WORK TO DO — Beneath this task is a listing; retype all of it exactly.

EXCERPTED RECORDS —
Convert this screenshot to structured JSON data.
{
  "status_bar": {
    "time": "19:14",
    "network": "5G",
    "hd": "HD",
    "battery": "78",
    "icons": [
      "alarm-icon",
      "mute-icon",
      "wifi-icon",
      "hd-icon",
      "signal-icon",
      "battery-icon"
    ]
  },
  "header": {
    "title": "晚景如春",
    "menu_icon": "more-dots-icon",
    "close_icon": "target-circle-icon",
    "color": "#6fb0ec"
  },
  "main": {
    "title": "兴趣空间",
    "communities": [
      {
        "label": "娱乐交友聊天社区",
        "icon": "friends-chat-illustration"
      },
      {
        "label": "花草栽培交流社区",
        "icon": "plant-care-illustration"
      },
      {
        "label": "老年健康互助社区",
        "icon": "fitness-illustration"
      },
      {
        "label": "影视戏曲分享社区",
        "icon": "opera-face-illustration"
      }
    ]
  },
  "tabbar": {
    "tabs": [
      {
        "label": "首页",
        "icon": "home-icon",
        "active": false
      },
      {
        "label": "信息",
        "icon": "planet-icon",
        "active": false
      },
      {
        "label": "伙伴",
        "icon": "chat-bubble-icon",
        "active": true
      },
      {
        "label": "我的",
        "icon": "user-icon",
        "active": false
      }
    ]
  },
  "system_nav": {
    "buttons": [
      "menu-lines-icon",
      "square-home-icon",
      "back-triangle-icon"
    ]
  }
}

TASK SOLUTION —
Convert this screenshot to structured JSON data.
{
  "status_bar": {
    "time": "19:14",
    "network": "5G",
    "hd": "HD",
    "battery": "78",
    "icons": [
      "alarm-icon",
      "mute-icon",
      "wifi-icon",
      "hd-icon",
      "signal-icon",
      "battery-icon"
    ]
  },
  "header": {
    "title": "晚景如春",
    "menu_icon": "more-dots-icon",
    "close_icon": "target-circle-icon",
    "color": "#6fb0ec"
  },
  "main": {
    "title": "兴趣空间",
    "communities": [
      {
        "label": "娱乐交友聊天社区",
        "icon": "friends-chat-illustration"
      },
      {
        "label": "花草栽培交流社区",
        "icon": "plant-care-illustration"
      },
      {
        "label": "老年健康互助社区",
        "icon": "fitness-illustration"
      },
      {
        "label": "影视戏曲分享社区",
        "icon": "opera-face-illustration"
      }
    ]
  },
  "tabbar": {
    "tabs": [
      {
        "label": "首页",
        "icon": "home-icon",
        "active": false
      },
      {
        "label": "信息",
        "icon": "planet-icon",
        "active": false
      },
      {
        "label": "伙伴",
        "icon": "chat-bubble-icon",
        "active": true
      },
      {
        "label": "我的",
        "icon": "user-icon",
        "active": false
      }
    ]
  },
  "system_nav": {
    "buttons": [
      "menu-lines-icon",
      "square-home-icon",
      "back-triangle-icon"
    ]
  }
}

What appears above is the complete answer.